----- Records supplied

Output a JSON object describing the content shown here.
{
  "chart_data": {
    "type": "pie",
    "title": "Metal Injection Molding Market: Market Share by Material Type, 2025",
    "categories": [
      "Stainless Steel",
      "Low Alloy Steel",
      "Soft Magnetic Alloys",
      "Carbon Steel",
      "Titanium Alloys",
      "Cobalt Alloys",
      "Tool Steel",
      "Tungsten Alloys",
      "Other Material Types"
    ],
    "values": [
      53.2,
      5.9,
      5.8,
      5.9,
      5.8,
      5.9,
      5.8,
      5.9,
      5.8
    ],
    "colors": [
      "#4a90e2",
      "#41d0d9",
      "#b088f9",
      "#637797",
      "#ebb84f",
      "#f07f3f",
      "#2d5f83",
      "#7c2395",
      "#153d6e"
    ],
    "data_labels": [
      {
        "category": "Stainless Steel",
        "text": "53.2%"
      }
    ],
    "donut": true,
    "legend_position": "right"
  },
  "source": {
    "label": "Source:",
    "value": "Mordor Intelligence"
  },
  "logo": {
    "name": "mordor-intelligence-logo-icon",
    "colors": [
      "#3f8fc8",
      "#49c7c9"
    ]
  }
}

----------

Please set down all the data word for word.

Output a JSON object describing the content shown here.
{
  "chart_data": {
    "type": "pie",
    "title": "Metal Injection Molding Market: Market Share by Material Type, 2025",
    "categories": [
      "Stainless Steel",
      "Low Alloy Steel",
      "Soft Magnetic Alloys",
      "Carbon Steel",
      "Titanium Alloys",
      "Cobalt Alloys",
      "Tool Steel",
      "Tungsten Alloys",
      "Other Material Types"
    ],
    "values": [
      53.2,
      5.9,
      5.8,
      5.9,
      5.8,
      5.9,
      5.8,
      5.9,
      5.8
    ],
    "colors": [
      "#4a90e2",
      "#41d0d9",
      "#b088f9",
      "#637797",
      "#ebb84f",
      "#f07f3f",
      "#2d5f83",
      "#7c2395",
      "#153d6e"
    ],
    "data_labels": [
      {
        "category": "Stainless Steel",
        "text": "53.2%"
      }
    ],
    "donut": true,
    "legend_position": "right"
  },
  "source": {
    "label": "Source:",
    "value": "Mordor Intelligence"
  },
  "logo": {
    "name": "mordor-intelligence-logo-icon",
    "colors": [
      "#3f8fc8",
      "#49c7c9"
    ]
  }
}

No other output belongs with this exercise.